What is needed:
Copy the listing word for word, from its first line down to the line containing "- zoom-icon: [922, 656, 943, 677]", including both of those lines.
+--
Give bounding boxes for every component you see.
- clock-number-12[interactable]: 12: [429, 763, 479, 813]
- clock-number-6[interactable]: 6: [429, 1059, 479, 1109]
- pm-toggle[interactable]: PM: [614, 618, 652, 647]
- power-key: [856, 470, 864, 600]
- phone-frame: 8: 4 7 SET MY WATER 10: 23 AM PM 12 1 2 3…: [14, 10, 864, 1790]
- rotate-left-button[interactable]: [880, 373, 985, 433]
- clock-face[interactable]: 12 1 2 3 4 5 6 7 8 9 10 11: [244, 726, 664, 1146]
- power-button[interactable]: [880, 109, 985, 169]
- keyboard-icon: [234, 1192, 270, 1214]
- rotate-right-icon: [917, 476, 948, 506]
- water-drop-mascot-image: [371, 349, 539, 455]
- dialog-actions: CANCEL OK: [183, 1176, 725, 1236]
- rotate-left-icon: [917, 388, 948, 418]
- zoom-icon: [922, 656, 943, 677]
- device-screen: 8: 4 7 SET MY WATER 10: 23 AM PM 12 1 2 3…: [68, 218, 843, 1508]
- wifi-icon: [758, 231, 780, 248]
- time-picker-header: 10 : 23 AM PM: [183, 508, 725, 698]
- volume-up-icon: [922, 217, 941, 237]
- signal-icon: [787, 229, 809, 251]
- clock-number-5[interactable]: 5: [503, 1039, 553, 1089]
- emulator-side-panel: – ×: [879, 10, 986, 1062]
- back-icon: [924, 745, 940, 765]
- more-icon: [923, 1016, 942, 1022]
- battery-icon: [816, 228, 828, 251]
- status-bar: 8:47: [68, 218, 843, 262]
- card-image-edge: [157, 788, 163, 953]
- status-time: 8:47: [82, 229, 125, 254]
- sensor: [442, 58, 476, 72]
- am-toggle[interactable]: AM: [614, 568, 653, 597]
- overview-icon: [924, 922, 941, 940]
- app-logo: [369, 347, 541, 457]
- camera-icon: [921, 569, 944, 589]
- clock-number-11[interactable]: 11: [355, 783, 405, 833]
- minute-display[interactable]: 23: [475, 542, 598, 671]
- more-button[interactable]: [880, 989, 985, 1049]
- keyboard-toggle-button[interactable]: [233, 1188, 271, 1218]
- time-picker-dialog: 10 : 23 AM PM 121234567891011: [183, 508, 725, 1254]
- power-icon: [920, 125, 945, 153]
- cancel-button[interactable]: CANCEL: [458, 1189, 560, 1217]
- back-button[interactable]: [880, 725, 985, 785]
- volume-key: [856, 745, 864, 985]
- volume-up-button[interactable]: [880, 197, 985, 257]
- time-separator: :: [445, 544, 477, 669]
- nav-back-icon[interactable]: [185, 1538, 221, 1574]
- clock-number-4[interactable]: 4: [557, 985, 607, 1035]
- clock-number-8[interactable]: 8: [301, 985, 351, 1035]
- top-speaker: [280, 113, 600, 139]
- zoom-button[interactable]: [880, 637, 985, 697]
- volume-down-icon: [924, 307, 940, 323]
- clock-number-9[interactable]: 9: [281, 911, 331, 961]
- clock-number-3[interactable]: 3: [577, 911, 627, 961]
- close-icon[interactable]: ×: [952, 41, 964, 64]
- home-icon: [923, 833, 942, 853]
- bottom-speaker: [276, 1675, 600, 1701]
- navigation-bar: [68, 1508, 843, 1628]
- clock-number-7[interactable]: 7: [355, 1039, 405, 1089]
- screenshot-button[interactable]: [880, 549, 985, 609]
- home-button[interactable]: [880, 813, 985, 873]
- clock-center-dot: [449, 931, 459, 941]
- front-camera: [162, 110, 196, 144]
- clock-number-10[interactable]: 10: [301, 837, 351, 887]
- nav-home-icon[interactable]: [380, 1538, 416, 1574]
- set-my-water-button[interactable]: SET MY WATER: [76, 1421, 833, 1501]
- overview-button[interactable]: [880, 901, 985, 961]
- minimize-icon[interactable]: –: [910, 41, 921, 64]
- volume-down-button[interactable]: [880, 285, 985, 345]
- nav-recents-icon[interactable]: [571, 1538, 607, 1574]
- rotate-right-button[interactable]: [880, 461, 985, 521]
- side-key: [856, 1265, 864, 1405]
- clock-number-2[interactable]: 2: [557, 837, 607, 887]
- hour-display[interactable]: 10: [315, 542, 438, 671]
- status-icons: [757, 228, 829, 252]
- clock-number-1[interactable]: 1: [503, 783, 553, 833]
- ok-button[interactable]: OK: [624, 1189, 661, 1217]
+--
The output:
Give bounding boxes for every component you see.
- clock-number-12[interactable]: 12: [429, 763, 479, 813]
- clock-number-6[interactable]: 6: [429, 1059, 479, 1109]
- pm-toggle[interactable]: PM: [614, 618, 652, 647]
- power-key: [856, 470, 864, 600]
- phone-frame: 8: 4 7 SET MY WATER 10: 23 AM PM 12 1 2 3…: [14, 10, 864, 1790]
- rotate-left-button[interactable]: [880, 373, 985, 433]
- clock-face[interactable]: 12 1 2 3 4 5 6 7 8 9 10 11: [244, 726, 664, 1146]
- power-button[interactable]: [880, 109, 985, 169]
- keyboard-icon: [234, 1192, 270, 1214]
- rotate-right-icon: [917, 476, 948, 506]
- water-drop-mascot-image: [371, 349, 539, 455]
- dialog-actions: CANCEL OK: [183, 1176, 725, 1236]
- rotate-left-icon: [917, 388, 948, 418]
- zoom-icon: [922, 656, 943, 677]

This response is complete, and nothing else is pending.